The problem:
Write only the number of lines in the records beneath that hold "page".
---------- Records supplied ----------
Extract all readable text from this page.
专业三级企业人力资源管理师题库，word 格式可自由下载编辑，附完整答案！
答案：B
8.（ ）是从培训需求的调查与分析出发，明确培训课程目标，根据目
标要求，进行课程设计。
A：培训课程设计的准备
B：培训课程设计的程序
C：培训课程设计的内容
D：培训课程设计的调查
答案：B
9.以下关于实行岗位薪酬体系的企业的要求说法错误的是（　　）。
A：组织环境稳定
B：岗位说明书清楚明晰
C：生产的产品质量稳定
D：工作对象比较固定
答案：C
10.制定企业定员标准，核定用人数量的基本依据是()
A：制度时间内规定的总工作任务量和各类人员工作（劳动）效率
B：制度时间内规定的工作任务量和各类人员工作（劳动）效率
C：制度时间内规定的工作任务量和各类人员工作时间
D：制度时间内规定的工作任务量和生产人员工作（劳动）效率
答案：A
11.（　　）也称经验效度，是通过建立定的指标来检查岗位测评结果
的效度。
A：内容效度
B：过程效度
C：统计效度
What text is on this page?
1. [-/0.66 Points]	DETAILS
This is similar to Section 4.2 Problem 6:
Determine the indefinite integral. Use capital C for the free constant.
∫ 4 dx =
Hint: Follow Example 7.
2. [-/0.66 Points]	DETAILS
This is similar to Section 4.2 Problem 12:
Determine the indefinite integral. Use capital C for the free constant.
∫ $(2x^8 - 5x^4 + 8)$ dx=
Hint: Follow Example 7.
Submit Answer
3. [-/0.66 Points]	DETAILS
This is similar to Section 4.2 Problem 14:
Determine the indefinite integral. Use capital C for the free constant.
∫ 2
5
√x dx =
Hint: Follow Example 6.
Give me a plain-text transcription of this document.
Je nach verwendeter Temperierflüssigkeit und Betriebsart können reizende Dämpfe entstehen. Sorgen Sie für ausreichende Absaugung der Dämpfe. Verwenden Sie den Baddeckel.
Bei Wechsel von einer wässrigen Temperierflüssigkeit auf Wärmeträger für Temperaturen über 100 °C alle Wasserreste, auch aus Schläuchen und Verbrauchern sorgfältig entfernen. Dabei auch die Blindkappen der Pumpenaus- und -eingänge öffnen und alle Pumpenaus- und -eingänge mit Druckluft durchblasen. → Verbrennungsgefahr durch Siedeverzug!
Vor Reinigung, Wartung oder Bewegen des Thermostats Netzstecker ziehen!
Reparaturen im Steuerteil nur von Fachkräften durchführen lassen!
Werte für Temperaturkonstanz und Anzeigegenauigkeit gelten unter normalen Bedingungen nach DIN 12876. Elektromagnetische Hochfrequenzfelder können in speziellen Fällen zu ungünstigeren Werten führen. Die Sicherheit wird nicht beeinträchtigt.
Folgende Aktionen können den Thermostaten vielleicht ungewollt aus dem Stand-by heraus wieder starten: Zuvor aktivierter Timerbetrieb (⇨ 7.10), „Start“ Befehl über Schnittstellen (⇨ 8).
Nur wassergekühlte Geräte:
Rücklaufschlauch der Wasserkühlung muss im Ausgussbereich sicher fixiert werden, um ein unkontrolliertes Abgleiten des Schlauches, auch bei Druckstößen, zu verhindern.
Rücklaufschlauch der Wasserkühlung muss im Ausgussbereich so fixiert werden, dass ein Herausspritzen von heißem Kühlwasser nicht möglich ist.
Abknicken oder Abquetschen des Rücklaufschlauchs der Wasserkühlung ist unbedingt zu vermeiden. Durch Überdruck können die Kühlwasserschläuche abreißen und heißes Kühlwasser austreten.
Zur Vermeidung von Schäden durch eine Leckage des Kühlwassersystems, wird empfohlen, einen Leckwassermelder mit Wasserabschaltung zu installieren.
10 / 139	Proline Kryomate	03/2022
----------
Result of the exercise:
2